What the task requires:
No images are to be carried over; print all other material exactly as it stands.
▬▬▬▬▬▬▬▬▬▬
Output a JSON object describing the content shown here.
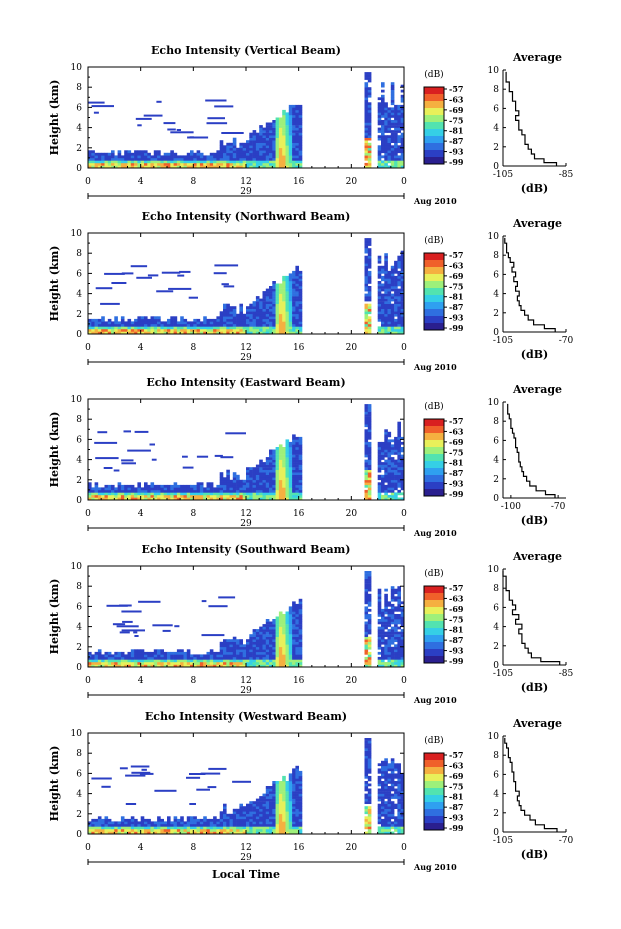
{
  "chart_data": [
    {
      "type": "heatmap",
      "title": "Echo Intensity (Vertical Beam)",
      "ylabel": "Height (km)",
      "xticks": [
        "0",
        "4",
        "8",
        "12",
        "16",
        "20",
        "0"
      ],
      "yticks": [
        "0",
        "2",
        "4",
        "6",
        "8",
        "10"
      ],
      "ylim": [
        0,
        10
      ],
      "xlim": [
        0,
        24
      ],
      "day_label": "29",
      "date_label": "Aug 2010",
      "colorbar": {
        "unit": "(dB)",
        "ticks": [
          "-57",
          "-63",
          "-69",
          "-75",
          "-81",
          "-87",
          "-93",
          "-99"
        ]
      },
      "average_profile": {
        "title": "Average",
        "xlabel": "(dB)",
        "xticks": [
          "-105",
          "-85"
        ],
        "yticks": [
          "0",
          "2",
          "4",
          "6",
          "8",
          "10"
        ],
        "xlim": [
          -105,
          -85
        ],
        "ylim": [
          0,
          10
        ],
        "height_km": [
          0.2,
          0.5,
          1,
          1.5,
          2,
          2.5,
          3,
          3.5,
          4,
          4.5,
          5,
          5.5,
          6,
          6.5,
          7,
          7.5,
          8,
          8.5,
          9,
          9.5
        ],
        "values_db": [
          -88,
          -92,
          -95,
          -96,
          -97,
          -98,
          -98,
          -99,
          -100,
          -100,
          -101,
          -100,
          -101,
          -101,
          -102,
          -102,
          -103,
          -103,
          -104,
          -104
        ]
      }
    },
    {
      "type": "heatmap",
      "title": "Echo Intensity (Northward Beam)",
      "ylabel": "Height (km)",
      "xticks": [
        "0",
        "4",
        "8",
        "12",
        "16",
        "20",
        "0"
      ],
      "yticks": [
        "0",
        "2",
        "4",
        "6",
        "8",
        "10"
      ],
      "ylim": [
        0,
        10
      ],
      "xlim": [
        0,
        24
      ],
      "day_label": "29",
      "date_label": "Aug 2010",
      "colorbar": {
        "unit": "(dB)",
        "ticks": [
          "-57",
          "-63",
          "-69",
          "-75",
          "-81",
          "-87",
          "-93",
          "-99"
        ]
      },
      "average_profile": {
        "title": "Average",
        "xlabel": "(dB)",
        "xticks": [
          "-105",
          "-70"
        ],
        "yticks": [
          "0",
          "2",
          "4",
          "6",
          "8",
          "10"
        ],
        "xlim": [
          -105,
          -70
        ],
        "ylim": [
          0,
          10
        ],
        "height_km": [
          0.2,
          0.5,
          1,
          1.5,
          2,
          2.5,
          3,
          3.5,
          4,
          4.5,
          5,
          5.5,
          6,
          6.5,
          7,
          7.5,
          8,
          8.5,
          9,
          9.5
        ],
        "values_db": [
          -76,
          -82,
          -88,
          -91,
          -93,
          -95,
          -96,
          -97,
          -96,
          -98,
          -97,
          -99,
          -98,
          -100,
          -99,
          -101,
          -102,
          -103,
          -103,
          -104
        ]
      }
    },
    {
      "type": "heatmap",
      "title": "Echo Intensity (Eastward Beam)",
      "ylabel": "Height (km)",
      "xticks": [
        "0",
        "4",
        "8",
        "12",
        "16",
        "20",
        "0"
      ],
      "yticks": [
        "0",
        "2",
        "4",
        "6",
        "8",
        "10"
      ],
      "ylim": [
        0,
        10
      ],
      "xlim": [
        0,
        24
      ],
      "day_label": "29",
      "date_label": "Aug 2010",
      "colorbar": {
        "unit": "(dB)",
        "ticks": [
          "-57",
          "-63",
          "-69",
          "-75",
          "-81",
          "-87",
          "-93",
          "-99"
        ]
      },
      "average_profile": {
        "title": "Average",
        "xlabel": "(dB)",
        "xticks": [
          "-100",
          "-70"
        ],
        "yticks": [
          "0",
          "2",
          "4",
          "6",
          "8",
          "10"
        ],
        "xlim": [
          -105,
          -65
        ],
        "ylim": [
          0,
          10
        ],
        "height_km": [
          0.2,
          0.5,
          1,
          1.5,
          2,
          2.5,
          3,
          3.5,
          4,
          4.5,
          5,
          5.5,
          6,
          6.5,
          7,
          7.5,
          8,
          8.5,
          9,
          9.5
        ],
        "values_db": [
          -72,
          -78,
          -84,
          -88,
          -90,
          -92,
          -93,
          -94,
          -95,
          -95,
          -96,
          -97,
          -97,
          -98,
          -99,
          -100,
          -100,
          -101,
          -102,
          -102
        ]
      }
    },
    {
      "type": "heatmap",
      "title": "Echo Intensity (Southward Beam)",
      "ylabel": "Height (km)",
      "xticks": [
        "0",
        "4",
        "8",
        "12",
        "16",
        "20",
        "0"
      ],
      "yticks": [
        "0",
        "2",
        "4",
        "6",
        "8",
        "10"
      ],
      "ylim": [
        0,
        10
      ],
      "xlim": [
        0,
        24
      ],
      "day_label": "29",
      "date_label": "Aug 2010",
      "colorbar": {
        "unit": "(dB)",
        "ticks": [
          "-57",
          "-63",
          "-69",
          "-75",
          "-81",
          "-87",
          "-93",
          "-99"
        ]
      },
      "average_profile": {
        "title": "Average",
        "xlabel": "(dB)",
        "xticks": [
          "-105",
          "-85"
        ],
        "yticks": [
          "0",
          "2",
          "4",
          "6",
          "8",
          "10"
        ],
        "xlim": [
          -105,
          -85
        ],
        "ylim": [
          0,
          10
        ],
        "height_km": [
          0.2,
          0.5,
          1,
          1.5,
          2,
          2.5,
          3,
          3.5,
          4,
          4.5,
          5,
          5.5,
          6,
          6.5,
          7,
          7.5,
          8,
          8.5,
          9,
          9.5
        ],
        "values_db": [
          -87,
          -93,
          -96,
          -97,
          -98,
          -99,
          -99,
          -100,
          -99,
          -101,
          -100,
          -102,
          -101,
          -102,
          -103,
          -103,
          -104,
          -104,
          -104,
          -105
        ]
      }
    },
    {
      "type": "heatmap",
      "title": "Echo Intensity (Westward Beam)",
      "ylabel": "Height (km)",
      "xticks": [
        "0",
        "4",
        "8",
        "12",
        "16",
        "20",
        "0"
      ],
      "yticks": [
        "0",
        "2",
        "4",
        "6",
        "8",
        "10"
      ],
      "ylim": [
        0,
        10
      ],
      "xlim": [
        0,
        24
      ],
      "day_label": "29",
      "date_label": "Aug 2010",
      "xlabel": "Local Time",
      "colorbar": {
        "unit": "(dB)",
        "ticks": [
          "-57",
          "-63",
          "-69",
          "-75",
          "-81",
          "-87",
          "-93",
          "-99"
        ]
      },
      "average_profile": {
        "title": "Average",
        "xlabel": "(dB)",
        "xticks": [
          "-105",
          "-70"
        ],
        "yticks": [
          "0",
          "2",
          "4",
          "6",
          "8",
          "10"
        ],
        "xlim": [
          -105,
          -70
        ],
        "ylim": [
          0,
          10
        ],
        "height_km": [
          0.2,
          0.5,
          1,
          1.5,
          2,
          2.5,
          3,
          3.5,
          4,
          4.5,
          5,
          5.5,
          6,
          6.5,
          7,
          7.5,
          8,
          8.5,
          9,
          9.5
        ],
        "values_db": [
          -75,
          -82,
          -87,
          -90,
          -93,
          -95,
          -96,
          -97,
          -96,
          -98,
          -98,
          -99,
          -99,
          -100,
          -100,
          -101,
          -102,
          -102,
          -103,
          -104
        ]
      }
    }
  ]
}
▬▬▬▬▬▬▬▬▬▬
Answer to this task:
Output a JSON object describing the content shown here.
{
  "chart_data": [
    {
      "type": "heatmap",
      "title": "Echo Intensity (Vertical Beam)",
      "ylabel": "Height (km)",
      "xticks": [
        "0",
        "4",
        "8",
        "12",
        "16",
        "20",
        "0"
      ],
      "yticks": [
        "0",
        "2",
        "4",
        "6",
        "8",
        "10"
      ],
      "ylim": [
        0,
        10
      ],
      "xlim": [
        0,
        24
      ],
      "day_label": "29",
      "date_label": "Aug 2010",
      "colorbar": {
        "unit": "(dB)",
        "ticks": [
          "-57",
          "-63",
          "-69",
          "-75",
          "-81",
          "-87",
          "-93",
          "-99"
        ]
      },
      "average_profile": {
        "title": "Average",
        "xlabel": "(dB)",
        "xticks": [
          "-105",
          "-85"
        ],
        "yticks": [
          "0",
          "2",
          "4",
          "6",
          "8",
          "10"
        ],
        "xlim": [
          -105,
          -85
        ],
        "ylim": [
          0,
          10
        ],
        "height_km": [
          0.2,
          0.5,
          1,
          1.5,
          2,
          2.5,
          3,
          3.5,
          4,
          4.5,
          5,
          5.5,
          6,
          6.5,
          7,
          7.5,
          8,
          8.5,
          9,
          9.5
        ],
        "values_db": [
          -88,
          -92,
          -95,
          -96,
          -97,
          -98,
          -98,
          -99,
          -100,
          -100,
          -101,
          -100,
          -101,
          -101,
          -102,
          -102,
          -103,
          -103,
          -104,
          -104
        ]
      }
    },
    {
      "type": "heatmap",
      "title": "Echo Intensity (Northward Beam)",
      "ylabel": "Height (km)",
      "xticks": [
        "0",
        "4",
        "8",
        "12",
        "16",
        "20",
        "0"
      ],
      "yticks": [
        "0",
        "2",
        "4",
        "6",
        "8",
        "10"
      ],
      "ylim": [
        0,
        10
      ],
      "xlim": [
        0,
        24
      ],
      "day_label": "29",
      "date_label": "Aug 2010",
      "colorbar": {
        "unit": "(dB)",
        "ticks": [
          "-57",
          "-63",
          "-69",
          "-75",
          "-81",
          "-87",
          "-93",
          "-99"
        ]
      },
      "average_profile": {
        "title": "Average",
        "xlabel": "(dB)",
        "xticks": [
          "-105",
          "-70"
        ],
        "yticks": [
          "0",
          "2",
          "4",
          "6",
          "8",
          "10"
        ],
        "xlim": [
          -105,
          -70
        ],
        "ylim": [
          0,
          10
        ],
        "height_km": [
          0.2,
          0.5,
          1,
          1.5,
          2,
          2.5,
          3,
          3.5,
          4,
          4.5,
          5,
          5.5,
          6,
          6.5,
          7,
          7.5,
          8,
          8.5,
          9,
          9.5
        ],
        "values_db": [
          -76,
          -82,
          -88,
          -91,
          -93,
          -95,
          -96,
          -97,
          -96,
          -98,
          -97,
          -99,
          -98,
          -100,
          -99,
          -101,
          -102,
          -103,
          -103,
          -104
        ]
      }
    },
    {
      "type": "heatmap",
      "title": "Echo Intensity (Eastward Beam)",
      "ylabel": "Height (km)",
      "xticks": [
        "0",
        "4",
        "8",
        "12",
        "16",
        "20",
        "0"
      ],
      "yticks": [
        "0",
        "2",
        "4",
        "6",
        "8",
        "10"
      ],
      "ylim": [
        0,
        10
      ],
      "xlim": [
        0,
        24
      ],
      "day_label": "29",
      "date_label": "Aug 2010",
      "colorbar": {
        "unit": "(dB)",
        "ticks": [
          "-57",
          "-63",
          "-69",
          "-75",
          "-81",
          "-87",
          "-93",
          "-99"
        ]
      },
      "average_profile": {
        "title": "Average",
        "xlabel": "(dB)",
        "xticks": [
          "-100",
          "-70"
        ],
        "yticks": [
          "0",
          "2",
          "4",
          "6",
          "8",
          "10"
        ],
        "xlim": [
          -105,
          -65
        ],
        "ylim": [
          0,
          10
        ],
        "height_km": [
          0.2,
          0.5,
          1,
          1.5,
          2,
          2.5,
          3,
          3.5,
          4,
          4.5,
          5,
          5.5,
          6,
          6.5,
          7,
          7.5,
          8,
          8.5,
          9,
          9.5
        ],
        "values_db": [
          -72,
          -78,
          -84,
          -88,
          -90,
          -92,
          -93,
          -94,
          -95,
          -95,
          -96,
          -97,
          -97,
          -98,
          -99,
          -100,
          -100,
          -101,
          -102,
          -102
        ]
      }
    },
    {
      "type": "heatmap",
      "title": "Echo Intensity (Southward Beam)",
      "ylabel": "Height (km)",
      "xticks": [
        "0",
        "4",
        "8",
        "12",
        "16",
        "20",
        "0"
      ],
      "yticks": [
        "0",
        "2",
        "4",
        "6",
        "8",
        "10"
      ],
      "ylim": [
        0,
        10
      ],
      "xlim": [
        0,
        24
      ],
      "day_label": "29",
      "date_label": "Aug 2010",
      "colorbar": {
        "unit": "(dB)",
        "ticks": [
          "-57",
          "-63",
          "-69",
          "-75",
          "-81",
          "-87",
          "-93",
          "-99"
        ]
      },
      "average_profile": {
        "title": "Average",
        "xlabel": "(dB)",
        "xticks": [
          "-105",
          "-85"
        ],
        "yticks": [
          "0",
          "2",
          "4",
          "6",
          "8",
          "10"
        ],
        "xlim": [
          -105,
          -85
        ],
        "ylim": [
          0,
          10
        ],
        "height_km": [
          0.2,
          0.5,
          1,
          1.5,
          2,
          2.5,
          3,
          3.5,
          4,
          4.5,
          5,
          5.5,
          6,
          6.5,
          7,
          7.5,
          8,
          8.5,
          9,
          9.5
        ],
        "values_db": [
          -87,
          -93,
          -96,
          -97,
          -98,
          -99,
          -99,
          -100,
          -99,
          -101,
          -100,
          -102,
          -101,
          -102,
          -103,
          -103,
          -104,
          -104,
          -104,
          -105
        ]
      }
    },
    {
      "type": "heatmap",
      "title": "Echo Intensity (Westward Beam)",
      "ylabel": "Height (km)",
      "xticks": [
        "0",
        "4",
        "8",
        "12",
        "16",
        "20",
        "0"
      ],
      "yticks": [
        "0",
        "2",
        "4",
        "6",
        "8",
        "10"
      ],
      "ylim": [
        0,
        10
      ],
      "xlim": [
        0,
        24
      ],
      "day_label": "29",
      "date_label": "Aug 2010",
      "xlabel": "Local Time",
      "colorbar": {
        "unit": "(dB)",
        "ticks": [
          "-57",
          "-63",
          "-69",
          "-75",
          "-81",
          "-87",
          "-93",
          "-99"
        ]
      },
      "average_profile": {
        "title": "Average",
        "xlabel": "(dB)",
        "xticks": [
          "-105",
          "-70"
        ],
        "yticks": [
          "0",
          "2",
          "4",
          "6",
          "8",
          "10"
        ],
        "xlim": [
          -105,
          -70
        ],
        "ylim": [
          0,
          10
        ],
        "height_km": [
          0.2,
          0.5,
          1,
          1.5,
          2,
          2.5,
          3,
          3.5,
          4,
          4.5,
          5,
          5.5,
          6,
          6.5,
          7,
          7.5,
          8,
          8.5,
          9,
          9.5
        ],
        "values_db": [
          -75,
          -82,
          -87,
          -90,
          -93,
          -95,
          -96,
          -97,
          -96,
          -98,
          -98,
          -99,
          -99,
          -100,
          -100,
          -101,
          -102,
          -102,
          -103,
          -104
        ]
      }
    }
  ]
}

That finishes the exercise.